> **YOUR OBJECTIVE**:
Repeat all of the data precisely.
####
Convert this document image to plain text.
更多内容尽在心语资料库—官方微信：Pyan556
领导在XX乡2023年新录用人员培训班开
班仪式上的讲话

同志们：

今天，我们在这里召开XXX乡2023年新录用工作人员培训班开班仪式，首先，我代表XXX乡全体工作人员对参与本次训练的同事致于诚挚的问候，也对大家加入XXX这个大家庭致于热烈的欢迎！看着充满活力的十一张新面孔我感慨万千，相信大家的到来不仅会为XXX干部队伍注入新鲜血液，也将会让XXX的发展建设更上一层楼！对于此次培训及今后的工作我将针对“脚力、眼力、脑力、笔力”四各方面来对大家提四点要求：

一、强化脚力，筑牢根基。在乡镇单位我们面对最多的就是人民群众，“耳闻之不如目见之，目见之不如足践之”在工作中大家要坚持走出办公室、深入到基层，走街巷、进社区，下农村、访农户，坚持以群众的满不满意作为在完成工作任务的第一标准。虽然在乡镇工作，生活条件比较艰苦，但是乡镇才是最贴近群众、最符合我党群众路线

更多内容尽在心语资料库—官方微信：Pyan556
####
> **TASK OUTPUT**:
Convert this document image to plain text.
更多内容尽在心语资料库—官方微信：Pyan556
领导在XX乡2023年新录用人员培训班开
班仪式上的讲话

同志们：

今天，我们在这里召开XXX乡2023年新录用工作人员培训班开班仪式，首先，我代表XXX乡全体工作人员对参与本次训练的同事致于诚挚的问候，也对大家加入XXX这个大家庭致于热烈的欢迎！看着充满活力的十一张新面孔我感慨万千，相信大家的到来不仅会为XXX干部队伍注入新鲜血液，也将会让XXX的发展建设更上一层楼！对于此次培训及今后的工作我将针对“脚力、眼力、脑力、笔力”四各方面来对大家提四点要求：

一、强化脚力，筑牢根基。在乡镇单位我们面对最多的就是人民群众，“耳闻之不如目见之，目见之不如足践之”在工作中大家要坚持走出办公室、深入到基层，走街巷、进社区，下农村、访农户，坚持以群众的满不满意作为在完成工作任务的第一标准。虽然在乡镇工作，生活条件比较艰苦，但是乡镇才是最贴近群众、最符合我党群众路线

更多内容尽在心语资料库—官方微信：Pyan556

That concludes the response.